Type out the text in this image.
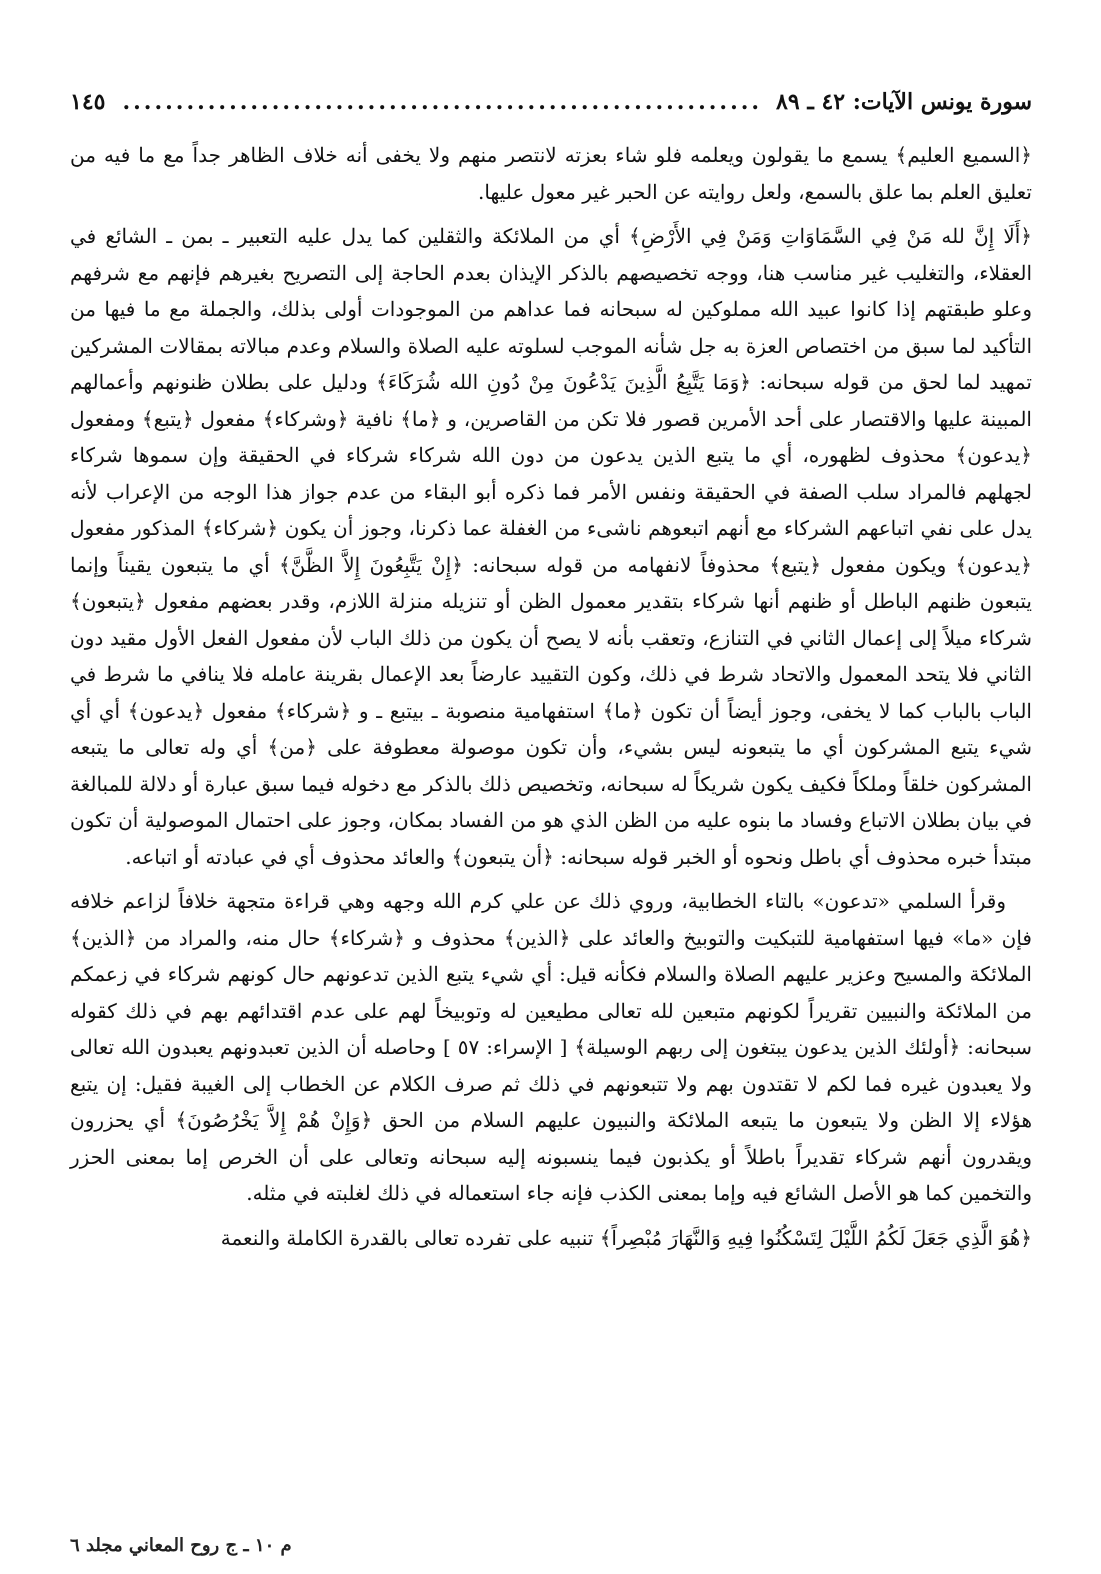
سورة يونس الآيات: ٤٢ ـ ٨٩
.....
١٤٥

﴿السميع العليم﴾ يسمع ما يقولون ويعلمه فلو شاء بعزته لانتصر منهم ولا يخفى أنه خلاف الظاهر جداً مع ما فيه من تعليق العلم بما علق بالسمع، ولعل روايته عن الحبر غير معول عليها.

﴿أَلَا إِنَّ لله مَنْ فِي السَّمَاوَاتِ وَمَنْ فِي الأَرْضِ﴾ أي من الملائكة والثقلين كما يدل عليه التعبير ـ بمن ـ الشائع في العقلاء، والتغليب غير مناسب هنا، ووجه تخصيصهم بالذكر الإيذان بعدم الحاجة إلى التصريح بغيرهم فإنهم مع شرفهم وعلو طبقتهم إذا كانوا عبيد الله مملوكين له سبحانه فما عداهم من الموجودات أولى بذلك، والجملة مع ما فيها من التأكيد لما سبق من اختصاص العزة به جل شأنه الموجب لسلوته عليه الصلاة والسلام وعدم مبالاته بمقالات المشركين تمهيد لما لحق من قوله سبحانه: ﴿وَمَا يَتَّبِعُ الَّذِينَ يَدْعُونَ مِنْ دُونِ الله شُرَكَاءَ﴾ ودليل على بطلان ظنونهم وأعمالهم المبينة عليها والاقتصار على أحد الأمرين قصور فلا تكن من القاصرين، و ﴿ما﴾ نافية ﴿وشركاء﴾ مفعول ﴿يتبع﴾ ومفعول ﴿يدعون﴾ محذوف لظهوره، أي ما يتبع الذين يدعون من دون الله شركاء شركاء في الحقيقة وإن سموها شركاء لجهلهم فالمراد سلب الصفة في الحقيقة ونفس الأمر فما ذكره أبو البقاء من عدم جواز هذا الوجه من الإعراب لأنه يدل على نفي اتباعهم الشركاء مع أنهم اتبعوهم ناشىء من الغفلة عما ذكرنا، وجوز أن يكون ﴿شركاء﴾ المذكور مفعول ﴿يدعون﴾ ويكون مفعول ﴿يتبع﴾ محذوفاً لانفهامه من قوله سبحانه: ﴿إِنْ يَتَّبِعُونَ إِلاَّ الظَّنَّ﴾ أي ما يتبعون يقيناً وإنما يتبعون ظنهم الباطل أو ظنهم أنها شركاء بتقدير معمول الظن أو تنزيله منزلة اللازم، وقدر بعضهم مفعول ﴿يتبعون﴾ شركاء ميلاً إلى إعمال الثاني في التنازع، وتعقب بأنه لا يصح أن يكون من ذلك الباب لأن مفعول الفعل الأول مقيد دون الثاني فلا يتحد المعمول والاتحاد شرط في ذلك، وكون التقييد عارضاً بعد الإعمال بقرينة عامله فلا ينافي ما شرط في الباب بالباب كما لا يخفى، وجوز أيضاً أن تكون ﴿ما﴾ استفهامية منصوبة ـ بيتبع ـ و ﴿شركاء﴾ مفعول ﴿يدعون﴾ أي أي شيء يتبع المشركون أي ما يتبعونه ليس بشيء، وأن تكون موصولة معطوفة على ﴿من﴾ أي وله تعالى ما يتبعه المشركون خلقاً وملكاً فكيف يكون شريكاً له سبحانه، وتخصيص ذلك بالذكر مع دخوله فيما سبق عبارة أو دلالة للمبالغة في بيان بطلان الاتباع وفساد ما بنوه عليه من الظن الذي هو من الفساد بمكان، وجوز على احتمال الموصولية أن تكون مبتدأ خبره محذوف أي باطل ونحوه أو الخبر قوله سبحانه: ﴿أن يتبعون﴾ والعائد محذوف أي في عبادته أو اتباعه.

وقرأ السلمي «تدعون» بالتاء الخطابية، وروي ذلك عن علي كرم الله وجهه وهي قراءة متجهة خلافاً لزاعم خلافه فإن «ما» فيها استفهامية للتبكيت والتوبيخ والعائد على ﴿الذين﴾ محذوف و ﴿شركاء﴾ حال منه، والمراد من ﴿الذين﴾ الملائكة والمسيح وعزير عليهم الصلاة والسلام فكأنه قيل: أي شيء يتبع الذين تدعونهم حال كونهم شركاء في زعمكم من الملائكة والنبيين تقريراً لكونهم متبعين لله تعالى مطيعين له وتوبيخاً لهم على عدم اقتدائهم بهم في ذلك كقوله سبحانه: ﴿أولئك الذين يدعون يبتغون إلى ربهم الوسيلة﴾ [ الإسراء: ٥٧ ] وحاصله أن الذين تعبدونهم يعبدون الله تعالى ولا يعبدون غيره فما لكم لا تقتدون بهم ولا تتبعونهم في ذلك ثم صرف الكلام عن الخطاب إلى الغيبة فقيل: إن يتبع هؤلاء إلا الظن ولا يتبعون ما يتبعه الملائكة والنبيون عليهم السلام من الحق ﴿وَإِنْ هُمْ إِلاَّ يَخْرُصُونَ﴾ أي يحزرون ويقدرون أنهم شركاء تقديراً باطلاً أو يكذبون فيما ينسبونه إليه سبحانه وتعالى على أن الخرص إما بمعنى الحزر والتخمين كما هو الأصل الشائع فيه وإما بمعنى الكذب فإنه جاء استعماله في ذلك لغلبته في مثله.

﴿هُوَ الَّذِي جَعَلَ لَكُمُ اللَّيْلَ لِتَسْكُنُوا فِيهِ وَالنَّهَارَ مُبْصِراً﴾ تنبيه على تفرده تعالى بالقدرة الكاملة والنعمة

م ١٠ ـ ج روح المعاني مجلد ٦
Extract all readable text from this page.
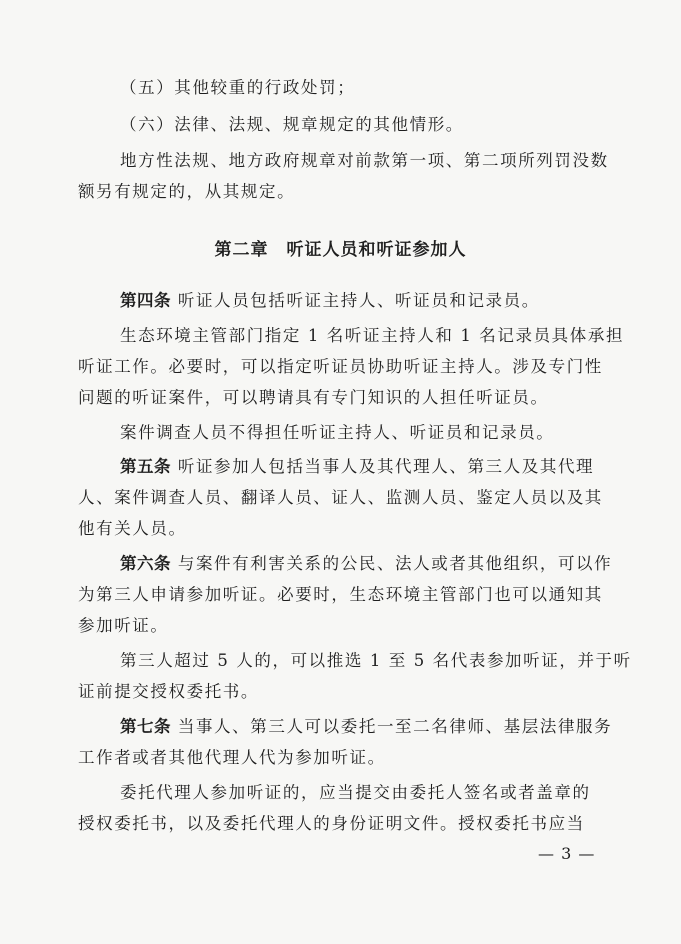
（五）其他较重的行政处罚；
（六）法律、法规、规章规定的其他情形。
地方性法规、地方政府规章对前款第一项、第二项所列罚没数
额另有规定的，从其规定。
第二章　听证人员和听证参加人
第四条 听证人员包括听证主持人、听证员和记录员。
生态环境主管部门指定 1 名听证主持人和 1 名记录员具体承担
听证工作。必要时，可以指定听证员协助听证主持人。涉及专门性
问题的听证案件，可以聘请具有专门知识的人担任听证员。
案件调查人员不得担任听证主持人、听证员和记录员。
第五条 听证参加人包括当事人及其代理人、第三人及其代理
人、案件调查人员、翻译人员、证人、监测人员、鉴定人员以及其
他有关人员。
第六条 与案件有利害关系的公民、法人或者其他组织，可以作
为第三人申请参加听证。必要时，生态环境主管部门也可以通知其
参加听证。
第三人超过 5 人的，可以推选 1 至 5 名代表参加听证，并于听
证前提交授权委托书。
第七条 当事人、第三人可以委托一至二名律师、基层法律服务
工作者或者其他代理人代为参加听证。
委托代理人参加听证的，应当提交由委托人签名或者盖章的
授权委托书，以及委托代理人的身份证明文件。授权委托书应当
— 3 —
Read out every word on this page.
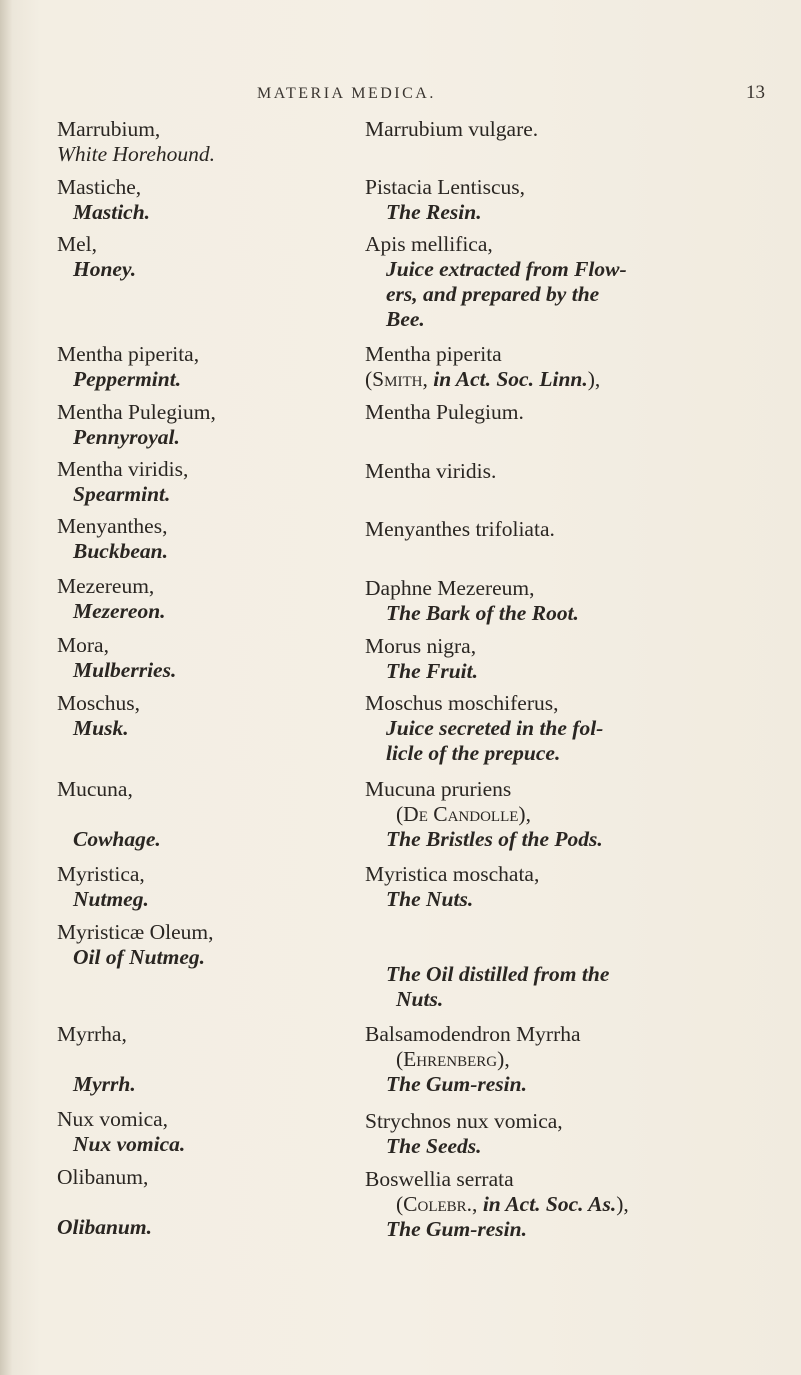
MATERIA MEDICA.	13
Marrubium,
White Horehound.
Marrubium vulgare.
Mastiche,
Mastich.
Pistacia Lentiscus,
The Resin.
Mel,
Honey.
Apis mellifica,
Juice extracted from Flow-
ers, and prepared by the
Bee.
Mentha piperita,
Peppermint.
Mentha piperita
(Smith, in Act. Soc. Linn.),
Mentha Pulegium,
Pennyroyal.
Mentha Pulegium.
Mentha viridis,
Spearmint.
Mentha viridis.
Menyanthes,
Buckbean.
Menyanthes trifoliata.
Mezereum,
Mezereon.
Daphne Mezereum,
The Bark of the Root.
Mora,
Mulberries.
Morus nigra,
The Fruit.
Moschus,
Musk.
Moschus moschiferus,
Juice secreted in the fol-
licle of the prepuce.
Mucuna,
Cowhage.
Mucuna pruriens
(De Candolle),
The Bristles of the Pods.
Myristica,
Nutmeg.
Myristica moschata,
The Nuts.
Myristicæ Oleum,
Oil of Nutmeg.
The Oil distilled from the
Nuts.
Myrrha,
Myrrh.
Balsamodendron Myrrha
(Ehrenberg),
The Gum-resin.
Nux vomica,
Nux vomica.
Strychnos nux vomica,
The Seeds.
Olibanum,
Olibanum.
Boswellia serrata
(Colebr., in Act. Soc. As.),
The Gum-resin.
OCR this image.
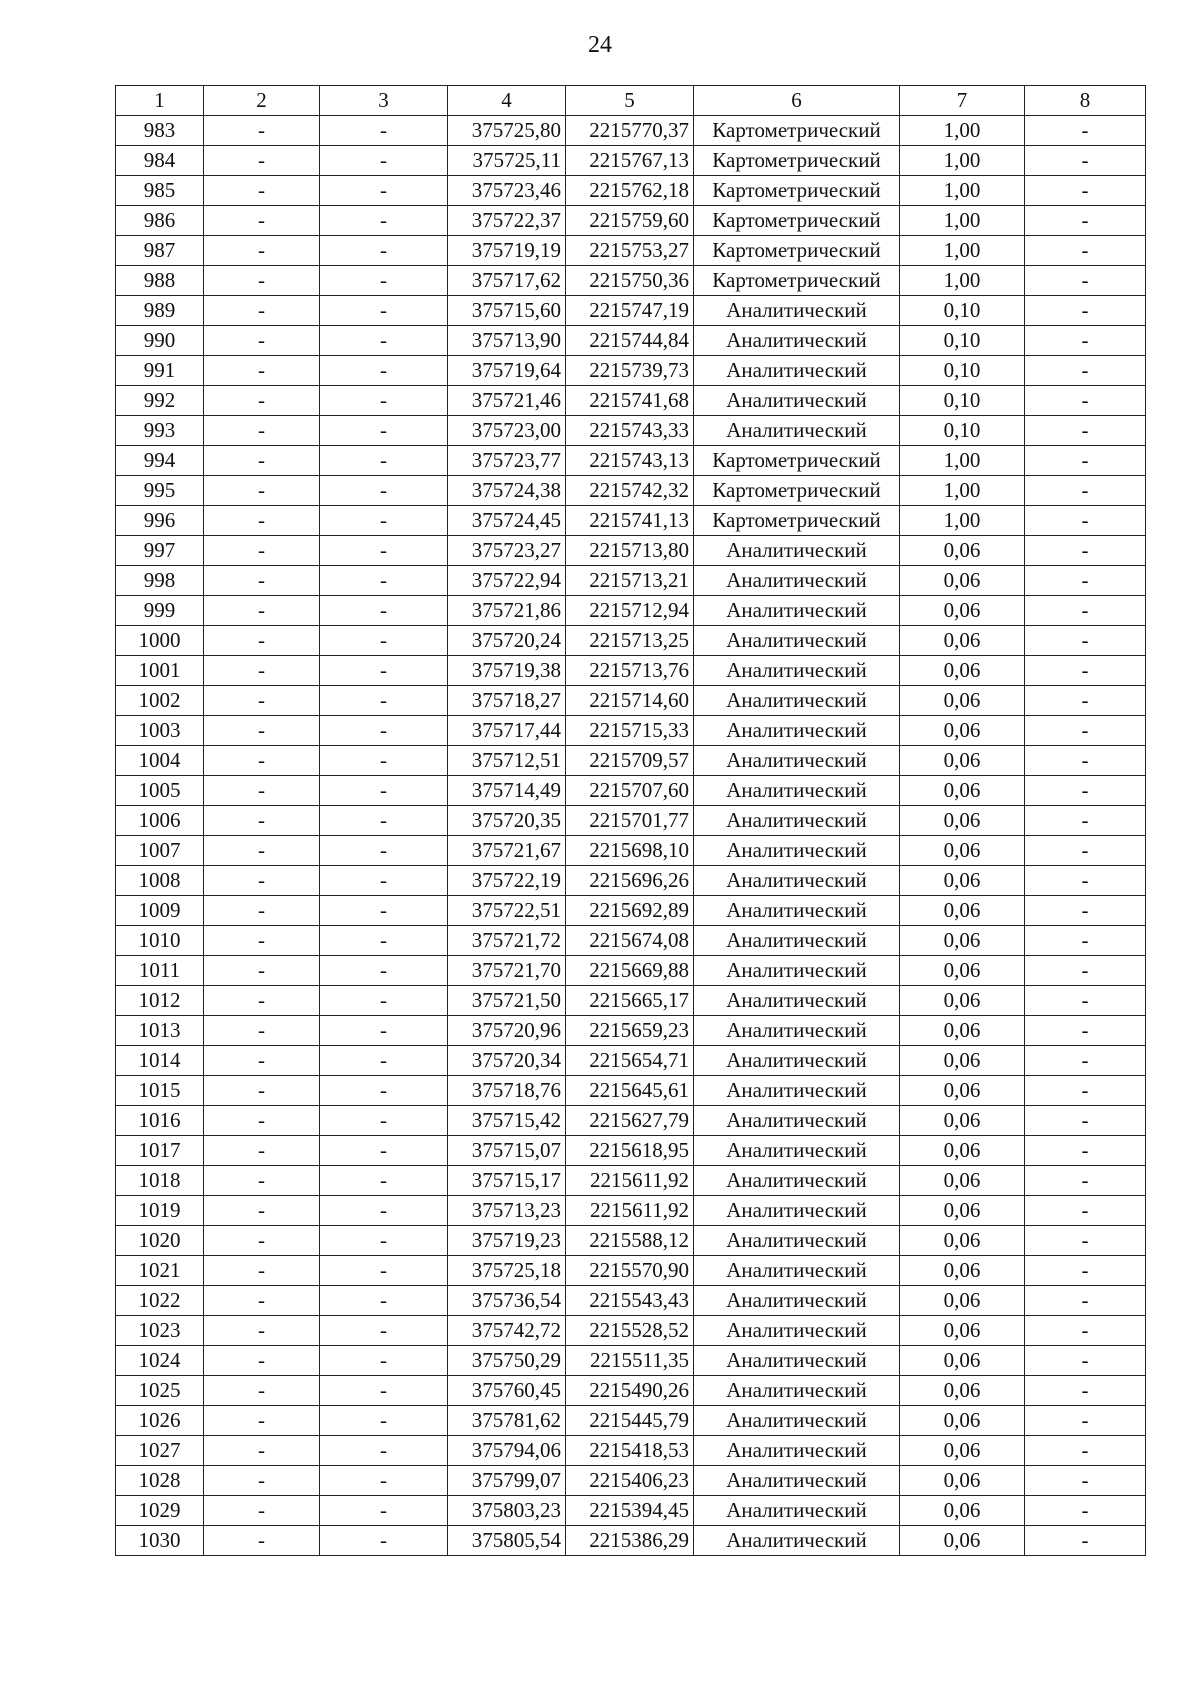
24
1	2	3	4	5	6	7	8
983	-	-	375725,80	2215770,37	Картометрический	1,00	-
984	-	-	375725,11	2215767,13	Картометрический	1,00	-
985	-	-	375723,46	2215762,18	Картометрический	1,00	-
986	-	-	375722,37	2215759,60	Картометрический	1,00	-
987	-	-	375719,19	2215753,27	Картометрический	1,00	-
988	-	-	375717,62	2215750,36	Картометрический	1,00	-
989	-	-	375715,60	2215747,19	Аналитический	0,10	-
990	-	-	375713,90	2215744,84	Аналитический	0,10	-
991	-	-	375719,64	2215739,73	Аналитический	0,10	-
992	-	-	375721,46	2215741,68	Аналитический	0,10	-
993	-	-	375723,00	2215743,33	Аналитический	0,10	-
994	-	-	375723,77	2215743,13	Картометрический	1,00	-
995	-	-	375724,38	2215742,32	Картометрический	1,00	-
996	-	-	375724,45	2215741,13	Картометрический	1,00	-
997	-	-	375723,27	2215713,80	Аналитический	0,06	-
998	-	-	375722,94	2215713,21	Аналитический	0,06	-
999	-	-	375721,86	2215712,94	Аналитический	0,06	-
1000	-	-	375720,24	2215713,25	Аналитический	0,06	-
1001	-	-	375719,38	2215713,76	Аналитический	0,06	-
1002	-	-	375718,27	2215714,60	Аналитический	0,06	-
1003	-	-	375717,44	2215715,33	Аналитический	0,06	-
1004	-	-	375712,51	2215709,57	Аналитический	0,06	-
1005	-	-	375714,49	2215707,60	Аналитический	0,06	-
1006	-	-	375720,35	2215701,77	Аналитический	0,06	-
1007	-	-	375721,67	2215698,10	Аналитический	0,06	-
1008	-	-	375722,19	2215696,26	Аналитический	0,06	-
1009	-	-	375722,51	2215692,89	Аналитический	0,06	-
1010	-	-	375721,72	2215674,08	Аналитический	0,06	-
1011	-	-	375721,70	2215669,88	Аналитический	0,06	-
1012	-	-	375721,50	2215665,17	Аналитический	0,06	-
1013	-	-	375720,96	2215659,23	Аналитический	0,06	-
1014	-	-	375720,34	2215654,71	Аналитический	0,06	-
1015	-	-	375718,76	2215645,61	Аналитический	0,06	-
1016	-	-	375715,42	2215627,79	Аналитический	0,06	-
1017	-	-	375715,07	2215618,95	Аналитический	0,06	-
1018	-	-	375715,17	2215611,92	Аналитический	0,06	-
1019	-	-	375713,23	2215611,92	Аналитический	0,06	-
1020	-	-	375719,23	2215588,12	Аналитический	0,06	-
1021	-	-	375725,18	2215570,90	Аналитический	0,06	-
1022	-	-	375736,54	2215543,43	Аналитический	0,06	-
1023	-	-	375742,72	2215528,52	Аналитический	0,06	-
1024	-	-	375750,29	2215511,35	Аналитический	0,06	-
1025	-	-	375760,45	2215490,26	Аналитический	0,06	-
1026	-	-	375781,62	2215445,79	Аналитический	0,06	-
1027	-	-	375794,06	2215418,53	Аналитический	0,06	-
1028	-	-	375799,07	2215406,23	Аналитический	0,06	-
1029	-	-	375803,23	2215394,45	Аналитический	0,06	-
1030	-	-	375805,54	2215386,29	Аналитический	0,06	-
• • • • •
Written problem: Copy all lines from the material that hold "Mentha".

Exercise result:
Mentha piperita,
Mentha piperita
Mentha Pulegium,
Mentha Pulegium.
Mentha viridis,
Mentha viridis.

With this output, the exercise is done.